Aim of the exercise - Which lines in the records below contain the word "text"? Copy each of them.

Information given -

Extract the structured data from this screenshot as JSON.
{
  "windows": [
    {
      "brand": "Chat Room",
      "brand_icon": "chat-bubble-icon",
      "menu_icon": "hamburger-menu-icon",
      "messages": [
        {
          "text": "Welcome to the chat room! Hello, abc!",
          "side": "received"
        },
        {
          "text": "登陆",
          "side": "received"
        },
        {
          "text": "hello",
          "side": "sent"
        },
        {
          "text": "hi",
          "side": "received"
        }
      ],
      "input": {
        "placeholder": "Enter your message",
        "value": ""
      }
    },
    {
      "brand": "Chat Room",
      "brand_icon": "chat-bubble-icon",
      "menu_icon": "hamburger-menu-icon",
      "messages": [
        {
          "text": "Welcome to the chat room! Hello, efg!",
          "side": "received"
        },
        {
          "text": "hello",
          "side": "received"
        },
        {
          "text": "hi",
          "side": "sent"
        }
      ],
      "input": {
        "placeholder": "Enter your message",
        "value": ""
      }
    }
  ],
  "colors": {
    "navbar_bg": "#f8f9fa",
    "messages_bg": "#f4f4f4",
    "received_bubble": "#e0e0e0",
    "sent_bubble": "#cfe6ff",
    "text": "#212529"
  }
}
...
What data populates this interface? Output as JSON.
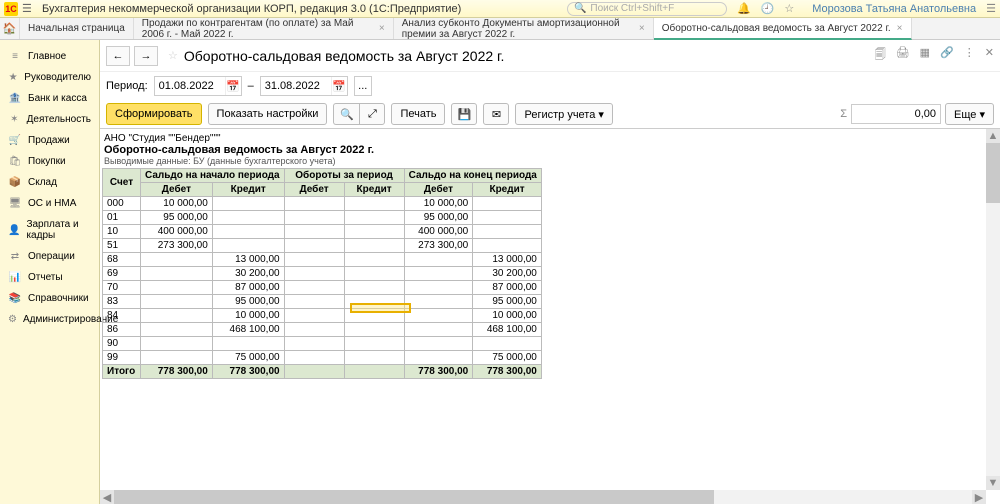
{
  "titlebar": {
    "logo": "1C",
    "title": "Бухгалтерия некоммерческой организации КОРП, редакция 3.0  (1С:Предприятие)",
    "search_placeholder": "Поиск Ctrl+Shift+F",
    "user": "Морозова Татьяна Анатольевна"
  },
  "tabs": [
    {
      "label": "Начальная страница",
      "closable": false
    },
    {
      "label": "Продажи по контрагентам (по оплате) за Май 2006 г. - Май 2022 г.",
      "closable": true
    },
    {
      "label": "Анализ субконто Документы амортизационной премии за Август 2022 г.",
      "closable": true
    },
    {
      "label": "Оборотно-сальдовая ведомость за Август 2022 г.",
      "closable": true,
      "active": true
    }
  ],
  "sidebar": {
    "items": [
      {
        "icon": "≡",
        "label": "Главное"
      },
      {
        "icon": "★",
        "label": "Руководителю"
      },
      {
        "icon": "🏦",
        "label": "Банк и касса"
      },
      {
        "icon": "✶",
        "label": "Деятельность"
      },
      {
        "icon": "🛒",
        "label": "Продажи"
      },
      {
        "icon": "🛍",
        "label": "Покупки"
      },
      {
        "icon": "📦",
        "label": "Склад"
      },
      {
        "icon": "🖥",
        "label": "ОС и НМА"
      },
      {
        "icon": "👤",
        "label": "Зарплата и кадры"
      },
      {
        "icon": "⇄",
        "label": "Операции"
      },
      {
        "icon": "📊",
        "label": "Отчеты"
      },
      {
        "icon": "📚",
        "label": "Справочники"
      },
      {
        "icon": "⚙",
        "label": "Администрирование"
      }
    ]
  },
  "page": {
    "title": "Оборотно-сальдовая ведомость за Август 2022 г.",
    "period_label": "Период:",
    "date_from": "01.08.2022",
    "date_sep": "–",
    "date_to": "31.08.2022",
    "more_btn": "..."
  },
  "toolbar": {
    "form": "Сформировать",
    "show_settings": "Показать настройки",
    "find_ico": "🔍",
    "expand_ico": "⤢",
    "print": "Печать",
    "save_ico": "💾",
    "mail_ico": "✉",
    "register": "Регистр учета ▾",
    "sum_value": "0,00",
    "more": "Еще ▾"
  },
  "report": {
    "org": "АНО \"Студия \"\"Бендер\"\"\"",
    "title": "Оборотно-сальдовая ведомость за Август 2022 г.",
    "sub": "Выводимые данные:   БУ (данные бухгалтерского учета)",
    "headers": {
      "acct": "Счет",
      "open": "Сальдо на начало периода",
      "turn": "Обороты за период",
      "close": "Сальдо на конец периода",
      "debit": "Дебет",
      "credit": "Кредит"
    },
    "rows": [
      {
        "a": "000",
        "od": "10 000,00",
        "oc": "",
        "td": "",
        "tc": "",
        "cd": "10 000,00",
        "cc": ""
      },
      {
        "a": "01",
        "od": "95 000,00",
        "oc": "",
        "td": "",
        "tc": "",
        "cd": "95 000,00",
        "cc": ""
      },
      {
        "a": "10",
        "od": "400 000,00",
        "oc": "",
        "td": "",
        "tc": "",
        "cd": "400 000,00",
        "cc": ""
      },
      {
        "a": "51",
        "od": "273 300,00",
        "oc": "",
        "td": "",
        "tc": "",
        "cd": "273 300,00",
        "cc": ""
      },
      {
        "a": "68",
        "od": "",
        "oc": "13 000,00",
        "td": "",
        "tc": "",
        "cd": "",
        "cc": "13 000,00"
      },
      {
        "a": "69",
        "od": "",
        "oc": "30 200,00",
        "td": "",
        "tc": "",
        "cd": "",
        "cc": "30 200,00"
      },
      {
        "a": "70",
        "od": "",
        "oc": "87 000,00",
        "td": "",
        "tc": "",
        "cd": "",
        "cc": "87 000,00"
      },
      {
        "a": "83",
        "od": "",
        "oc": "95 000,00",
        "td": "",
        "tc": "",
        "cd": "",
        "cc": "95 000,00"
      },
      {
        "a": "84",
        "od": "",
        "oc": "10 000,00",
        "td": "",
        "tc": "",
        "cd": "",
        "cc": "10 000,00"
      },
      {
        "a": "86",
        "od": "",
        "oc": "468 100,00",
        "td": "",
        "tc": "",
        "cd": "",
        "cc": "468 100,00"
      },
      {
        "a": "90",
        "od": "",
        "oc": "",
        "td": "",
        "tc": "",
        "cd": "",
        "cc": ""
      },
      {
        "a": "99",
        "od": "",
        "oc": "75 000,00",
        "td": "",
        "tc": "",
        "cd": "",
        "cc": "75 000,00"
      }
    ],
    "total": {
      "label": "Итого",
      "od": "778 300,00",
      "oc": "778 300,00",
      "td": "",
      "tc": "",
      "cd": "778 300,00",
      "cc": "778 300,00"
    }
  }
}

Response -
          "text": "Welcome to the chat room! Hello, abc!",
          "text": "登陆",
          "text": "hello",
          "text": "hi",
          "text": "Welcome to the chat room! Hello, efg!",
          "text": "hello",
          "text": "hi",
    "text": "#212529"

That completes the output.